Retype each entry below, keeping every character the same.

### Data
========================

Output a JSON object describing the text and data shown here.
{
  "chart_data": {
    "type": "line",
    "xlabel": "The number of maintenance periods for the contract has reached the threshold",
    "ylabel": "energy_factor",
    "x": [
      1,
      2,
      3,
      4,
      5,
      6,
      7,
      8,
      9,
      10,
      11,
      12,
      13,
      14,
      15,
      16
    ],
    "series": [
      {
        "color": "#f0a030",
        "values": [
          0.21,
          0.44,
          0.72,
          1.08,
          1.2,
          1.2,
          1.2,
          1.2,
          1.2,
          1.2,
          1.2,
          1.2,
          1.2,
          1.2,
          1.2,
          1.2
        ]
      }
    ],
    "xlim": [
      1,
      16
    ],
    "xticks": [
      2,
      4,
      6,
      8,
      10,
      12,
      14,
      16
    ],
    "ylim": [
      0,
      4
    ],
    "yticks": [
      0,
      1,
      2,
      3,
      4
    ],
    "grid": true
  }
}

========================

### Written response
Output a JSON object describing the text and data shown here.
{
  "chart_data": {
    "type": "line",
    "xlabel": "The number of maintenance periods for the contract has reached the threshold",
    "ylabel": "energy_factor",
    "x": [
      1,
      2,
      3,
      4,
      5,
      6,
      7,
      8,
      9,
      10,
      11,
      12,
      13,
      14,
      15,
      16
    ],
    "series": [
      {
        "color": "#f0a030",
        "values": [
          0.21,
          0.44,
          0.72,
          1.08,
          1.2,
          1.2,
          1.2,
          1.2,
          1.2,
          1.2,
          1.2,
          1.2,
          1.2,
          1.2,
          1.2,
          1.2
        ]
      }
    ],
    "xlim": [
      1,
      16
    ],
    "xticks": [
      2,
      4,
      6,
      8,
      10,
      12,
      14,
      16
    ],
    "ylim": [
      0,
      4
    ],
    "yticks": [
      0,
      1,
      2,
      3,
      4
    ],
    "grid": true
  }
}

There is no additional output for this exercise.